Objective: Find the lines holding the string "dark" in the data, then copy all of them.

Record set:
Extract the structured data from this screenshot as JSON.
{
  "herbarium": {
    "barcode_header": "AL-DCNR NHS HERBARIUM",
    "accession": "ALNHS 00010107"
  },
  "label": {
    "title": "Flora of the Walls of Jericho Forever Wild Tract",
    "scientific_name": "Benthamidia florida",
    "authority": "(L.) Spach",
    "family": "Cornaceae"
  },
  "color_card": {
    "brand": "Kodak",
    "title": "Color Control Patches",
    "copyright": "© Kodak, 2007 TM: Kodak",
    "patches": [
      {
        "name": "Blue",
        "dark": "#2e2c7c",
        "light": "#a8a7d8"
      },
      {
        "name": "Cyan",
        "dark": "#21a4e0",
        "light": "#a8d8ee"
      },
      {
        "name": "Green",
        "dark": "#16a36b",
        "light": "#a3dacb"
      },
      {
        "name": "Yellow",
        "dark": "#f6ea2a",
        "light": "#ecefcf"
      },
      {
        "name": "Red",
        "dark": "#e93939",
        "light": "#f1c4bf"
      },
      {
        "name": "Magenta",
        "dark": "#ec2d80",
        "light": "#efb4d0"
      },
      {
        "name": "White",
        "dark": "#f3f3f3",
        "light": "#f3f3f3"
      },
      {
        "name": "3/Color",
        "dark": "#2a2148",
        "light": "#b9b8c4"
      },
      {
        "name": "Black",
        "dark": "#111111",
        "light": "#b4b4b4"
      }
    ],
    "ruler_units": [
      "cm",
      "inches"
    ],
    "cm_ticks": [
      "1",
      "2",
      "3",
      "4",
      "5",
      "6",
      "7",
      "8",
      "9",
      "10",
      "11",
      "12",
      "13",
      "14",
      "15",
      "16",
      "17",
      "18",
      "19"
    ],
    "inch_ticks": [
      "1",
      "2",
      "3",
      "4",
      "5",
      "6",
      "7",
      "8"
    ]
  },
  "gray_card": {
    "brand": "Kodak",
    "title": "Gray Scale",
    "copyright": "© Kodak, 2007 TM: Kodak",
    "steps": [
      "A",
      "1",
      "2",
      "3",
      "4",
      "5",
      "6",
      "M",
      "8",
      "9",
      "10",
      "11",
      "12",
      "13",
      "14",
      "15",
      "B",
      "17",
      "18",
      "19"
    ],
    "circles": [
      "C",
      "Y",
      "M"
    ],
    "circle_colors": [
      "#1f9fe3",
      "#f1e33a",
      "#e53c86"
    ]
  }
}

Answer to the task:
        "dark": "#2e2c7c",
        "dark": "#21a4e0",
        "dark": "#16a36b",
        "dark": "#f6ea2a",
        "dark": "#e93939",
        "dark": "#ec2d80",
        "dark": "#f3f3f3",
        "dark": "#2a2148",
        "dark": "#111111",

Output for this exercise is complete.